** begin Extracted data **
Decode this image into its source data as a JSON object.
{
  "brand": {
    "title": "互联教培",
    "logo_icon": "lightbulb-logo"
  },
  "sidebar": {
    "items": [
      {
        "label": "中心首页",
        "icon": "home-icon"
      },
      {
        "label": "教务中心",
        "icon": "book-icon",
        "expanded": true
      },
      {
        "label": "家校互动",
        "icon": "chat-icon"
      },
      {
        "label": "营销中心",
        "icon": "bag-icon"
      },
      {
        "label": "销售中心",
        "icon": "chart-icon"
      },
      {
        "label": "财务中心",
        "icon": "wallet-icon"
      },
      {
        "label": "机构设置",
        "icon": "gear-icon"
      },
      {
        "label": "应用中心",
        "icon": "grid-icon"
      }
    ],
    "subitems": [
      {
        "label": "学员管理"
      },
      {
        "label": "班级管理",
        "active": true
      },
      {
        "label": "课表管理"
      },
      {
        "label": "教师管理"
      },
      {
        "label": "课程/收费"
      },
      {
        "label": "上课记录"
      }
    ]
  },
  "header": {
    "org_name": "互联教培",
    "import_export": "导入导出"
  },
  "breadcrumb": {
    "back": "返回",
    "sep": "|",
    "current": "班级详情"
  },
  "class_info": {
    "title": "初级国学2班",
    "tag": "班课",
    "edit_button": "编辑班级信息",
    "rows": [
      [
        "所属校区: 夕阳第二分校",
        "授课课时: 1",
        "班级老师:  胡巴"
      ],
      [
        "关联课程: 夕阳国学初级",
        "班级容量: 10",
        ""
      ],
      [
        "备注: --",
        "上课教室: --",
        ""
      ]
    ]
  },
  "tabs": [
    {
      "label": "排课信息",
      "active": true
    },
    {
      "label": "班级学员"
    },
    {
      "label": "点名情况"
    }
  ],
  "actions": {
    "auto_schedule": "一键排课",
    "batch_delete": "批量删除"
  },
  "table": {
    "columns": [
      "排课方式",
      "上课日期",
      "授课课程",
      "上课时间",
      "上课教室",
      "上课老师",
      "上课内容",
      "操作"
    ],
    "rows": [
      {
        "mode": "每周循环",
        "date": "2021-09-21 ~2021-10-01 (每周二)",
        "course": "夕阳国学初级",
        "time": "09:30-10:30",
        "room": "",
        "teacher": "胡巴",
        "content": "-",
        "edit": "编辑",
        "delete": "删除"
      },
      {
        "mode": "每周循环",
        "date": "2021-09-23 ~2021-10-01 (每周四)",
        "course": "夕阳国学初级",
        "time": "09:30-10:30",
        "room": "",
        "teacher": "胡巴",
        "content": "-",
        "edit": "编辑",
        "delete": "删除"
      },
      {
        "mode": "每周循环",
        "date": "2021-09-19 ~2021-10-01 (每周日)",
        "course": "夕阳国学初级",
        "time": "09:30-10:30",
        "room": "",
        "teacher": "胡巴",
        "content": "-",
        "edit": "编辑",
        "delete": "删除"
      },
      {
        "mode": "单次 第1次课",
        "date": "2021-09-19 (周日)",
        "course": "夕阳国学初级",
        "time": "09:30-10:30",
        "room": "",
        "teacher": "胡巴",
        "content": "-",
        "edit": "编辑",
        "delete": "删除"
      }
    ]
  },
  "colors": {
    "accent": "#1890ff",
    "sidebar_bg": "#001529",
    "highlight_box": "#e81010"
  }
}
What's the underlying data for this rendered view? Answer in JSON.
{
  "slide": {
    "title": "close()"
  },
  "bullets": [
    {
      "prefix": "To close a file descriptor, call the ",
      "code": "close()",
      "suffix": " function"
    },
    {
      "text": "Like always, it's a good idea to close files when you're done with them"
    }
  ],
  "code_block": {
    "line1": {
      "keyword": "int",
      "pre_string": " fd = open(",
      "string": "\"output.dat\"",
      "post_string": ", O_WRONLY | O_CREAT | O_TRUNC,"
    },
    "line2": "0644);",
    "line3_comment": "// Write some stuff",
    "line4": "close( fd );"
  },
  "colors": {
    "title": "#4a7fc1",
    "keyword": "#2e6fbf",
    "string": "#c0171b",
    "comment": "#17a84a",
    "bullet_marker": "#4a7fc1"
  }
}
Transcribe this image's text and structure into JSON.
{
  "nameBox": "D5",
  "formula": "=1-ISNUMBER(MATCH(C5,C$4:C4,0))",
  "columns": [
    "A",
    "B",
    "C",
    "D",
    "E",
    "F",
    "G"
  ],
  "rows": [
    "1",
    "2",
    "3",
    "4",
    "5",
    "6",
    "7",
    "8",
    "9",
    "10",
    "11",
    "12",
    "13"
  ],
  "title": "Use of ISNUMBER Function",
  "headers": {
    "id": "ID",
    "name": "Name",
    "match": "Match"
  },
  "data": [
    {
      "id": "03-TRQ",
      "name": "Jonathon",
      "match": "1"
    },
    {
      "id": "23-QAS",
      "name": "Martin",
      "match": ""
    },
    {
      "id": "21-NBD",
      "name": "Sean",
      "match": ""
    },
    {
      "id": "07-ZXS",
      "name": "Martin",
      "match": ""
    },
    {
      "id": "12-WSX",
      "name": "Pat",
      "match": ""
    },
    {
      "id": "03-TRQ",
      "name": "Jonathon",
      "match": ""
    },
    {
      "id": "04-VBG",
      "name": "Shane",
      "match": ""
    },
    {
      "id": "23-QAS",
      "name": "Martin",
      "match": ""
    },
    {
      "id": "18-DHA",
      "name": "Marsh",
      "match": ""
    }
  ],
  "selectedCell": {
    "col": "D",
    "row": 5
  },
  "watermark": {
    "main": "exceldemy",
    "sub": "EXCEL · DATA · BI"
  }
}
** end Extracted data **
Only those lines running from the one containing "Transcribe this image's" through the last line of the data above are to be copied, exactly, with both ends included.

Transcribe this image's text and structure into JSON.
{
  "nameBox": "D5",
  "formula": "=1-ISNUMBER(MATCH(C5,C$4:C4,0))",
  "columns": [
    "A",
    "B",
    "C",
    "D",
    "E",
    "F",
    "G"
  ],
  "rows": [
    "1",
    "2",
    "3",
    "4",
    "5",
    "6",
    "7",
    "8",
    "9",
    "10",
    "11",
    "12",
    "13"
  ],
  "title": "Use of ISNUMBER Function",
  "headers": {
    "id": "ID",
    "name": "Name",
    "match": "Match"
  },
  "data": [
    {
      "id": "03-TRQ",
      "name": "Jonathon",
      "match": "1"
    },
    {
      "id": "23-QAS",
      "name": "Martin",
      "match": ""
    },
    {
      "id": "21-NBD",
      "name": "Sean",
      "match": ""
    },
    {
      "id": "07-ZXS",
      "name": "Martin",
      "match": ""
    },
    {
      "id": "12-WSX",
      "name": "Pat",
      "match": ""
    },
    {
      "id": "03-TRQ",
      "name": "Jonathon",
      "match": ""
    },
    {
      "id": "04-VBG",
      "name": "Shane",
      "match": ""
    },
    {
      "id": "23-QAS",
      "name": "Martin",
      "match": ""
    },
    {
      "id": "18-DHA",
      "name": "Marsh",
      "match": ""
    }
  ],
  "selectedCell": {
    "col": "D",
    "row": 5
  },
  "watermark": {
    "main": "exceldemy",
    "sub": "EXCEL · DATA · BI"
  }
}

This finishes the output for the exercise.